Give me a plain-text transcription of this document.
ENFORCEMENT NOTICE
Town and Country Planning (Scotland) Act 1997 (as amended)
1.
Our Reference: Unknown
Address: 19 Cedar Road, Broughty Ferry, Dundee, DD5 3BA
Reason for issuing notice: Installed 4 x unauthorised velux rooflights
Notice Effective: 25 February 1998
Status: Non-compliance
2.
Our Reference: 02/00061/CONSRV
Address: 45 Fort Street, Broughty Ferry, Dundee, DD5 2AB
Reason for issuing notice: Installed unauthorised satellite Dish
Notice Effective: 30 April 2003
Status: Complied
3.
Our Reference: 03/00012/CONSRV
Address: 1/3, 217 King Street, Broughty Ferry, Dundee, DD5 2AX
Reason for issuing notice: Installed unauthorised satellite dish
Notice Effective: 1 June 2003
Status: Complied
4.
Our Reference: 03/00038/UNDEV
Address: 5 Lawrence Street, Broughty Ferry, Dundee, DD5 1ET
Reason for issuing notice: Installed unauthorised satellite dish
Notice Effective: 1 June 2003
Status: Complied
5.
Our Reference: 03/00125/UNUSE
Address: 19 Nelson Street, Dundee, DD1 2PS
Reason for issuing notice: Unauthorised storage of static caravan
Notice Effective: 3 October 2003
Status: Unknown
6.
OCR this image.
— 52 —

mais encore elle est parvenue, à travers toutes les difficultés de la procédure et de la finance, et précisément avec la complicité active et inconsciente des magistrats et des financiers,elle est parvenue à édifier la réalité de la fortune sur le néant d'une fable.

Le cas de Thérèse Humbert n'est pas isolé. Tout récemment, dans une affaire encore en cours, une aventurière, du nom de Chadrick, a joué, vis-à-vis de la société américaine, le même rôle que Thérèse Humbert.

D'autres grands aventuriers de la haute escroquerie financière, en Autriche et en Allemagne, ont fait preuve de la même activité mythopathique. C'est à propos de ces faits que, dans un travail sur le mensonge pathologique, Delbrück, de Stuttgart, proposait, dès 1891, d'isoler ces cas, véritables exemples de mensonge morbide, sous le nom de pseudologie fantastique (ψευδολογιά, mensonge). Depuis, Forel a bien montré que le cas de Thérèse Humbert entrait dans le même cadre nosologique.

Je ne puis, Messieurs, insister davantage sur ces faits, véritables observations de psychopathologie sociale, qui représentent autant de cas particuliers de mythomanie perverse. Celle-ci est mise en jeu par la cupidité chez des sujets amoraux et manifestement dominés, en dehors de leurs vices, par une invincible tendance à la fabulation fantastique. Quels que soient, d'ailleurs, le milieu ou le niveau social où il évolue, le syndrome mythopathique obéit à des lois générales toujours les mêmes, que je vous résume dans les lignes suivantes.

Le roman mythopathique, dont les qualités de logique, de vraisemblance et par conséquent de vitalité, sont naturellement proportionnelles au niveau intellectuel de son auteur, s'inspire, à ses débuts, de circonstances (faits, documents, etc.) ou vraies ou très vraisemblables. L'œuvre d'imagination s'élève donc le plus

::::::::

- [EXERCISE GOAL] Without changing a word, restate the whole listing.

- [RESULT FOR THIS EXERCISE]
Give me a plain-text transcription of this document.
ENFORCEMENT NOTICE
Town and Country Planning (Scotland) Act 1997 (as amended)
1.
Our Reference: Unknown
Address: 19 Cedar Road, Broughty Ferry, Dundee, DD5 3BA
Reason for issuing notice: Installed 4 x unauthorised velux rooflights
Notice Effective: 25 February 1998
Status: Non-compliance
2.
Our Reference: 02/00061/CONSRV
Address: 45 Fort Street, Broughty Ferry, Dundee, DD5 2AB
Reason for issuing notice: Installed unauthorised satellite Dish
Notice Effective: 30 April 2003
Status: Complied
3.
Our Reference: 03/00012/CONSRV
Address: 1/3, 217 King Street, Broughty Ferry, Dundee, DD5 2AX
Reason for issuing notice: Installed unauthorised satellite dish
Notice Effective: 1 June 2003
Status: Complied
4.
Our Reference: 03/00038/UNDEV
Address: 5 Lawrence Street, Broughty Ferry, Dundee, DD5 1ET
Reason for issuing notice: Installed unauthorised satellite dish
Notice Effective: 1 June 2003
Status: Complied
5.
Our Reference: 03/00125/UNUSE
Address: 19 Nelson Street, Dundee, DD1 2PS
Reason for issuing notice: Unauthorised storage of static caravan
Notice Effective: 3 October 2003
Status: Unknown
6.
OCR this image.
— 52 —

mais encore elle est parvenue, à travers toutes les difficultés de la procédure et de la finance, et précisément avec la complicité active et inconsciente des magistrats et des financiers,elle est parvenue à édifier la réalité de la fortune sur le néant d'une fable.

Le cas de Thérèse Humbert n'est pas isolé. Tout récemment, dans une affaire encore en cours, une aventurière, du nom de Chadrick, a joué, vis-à-vis de la société américaine, le même rôle que Thérèse Humbert.

D'autres grands aventuriers de la haute escroquerie financière, en Autriche et en Allemagne, ont fait preuve de la même activité mythopathique. C'est à propos de ces faits que, dans un travail sur le mensonge pathologique, Delbrück, de Stuttgart, proposait, dès 1891, d'isoler ces cas, véritables exemples de mensonge morbide, sous le nom de pseudologie fantastique (ψευδολογιά, mensonge). Depuis, Forel a bien montré que le cas de Thérèse Humbert entrait dans le même cadre nosologique.

Je ne puis, Messieurs, insister davantage sur ces faits, véritables observations de psychopathologie sociale, qui représentent autant de cas particuliers de mythomanie perverse. Celle-ci est mise en jeu par la cupidité chez des sujets amoraux et manifestement dominés, en dehors de leurs vices, par une invincible tendance à la fabulation fantastique. Quels que soient, d'ailleurs, le milieu ou le niveau social où il évolue, le syndrome mythopathique obéit à des lois générales toujours les mêmes, que je vous résume dans les lignes suivantes.

Le roman mythopathique, dont les qualités de logique, de vraisemblance et par conséquent de vitalité, sont naturellement proportionnelles au niveau intellectuel de son auteur, s'inspire, à ses débuts, de circonstances (faits, documents, etc.) ou vraies ou très vraisemblables. L'œuvre d'imagination s'élève donc le plus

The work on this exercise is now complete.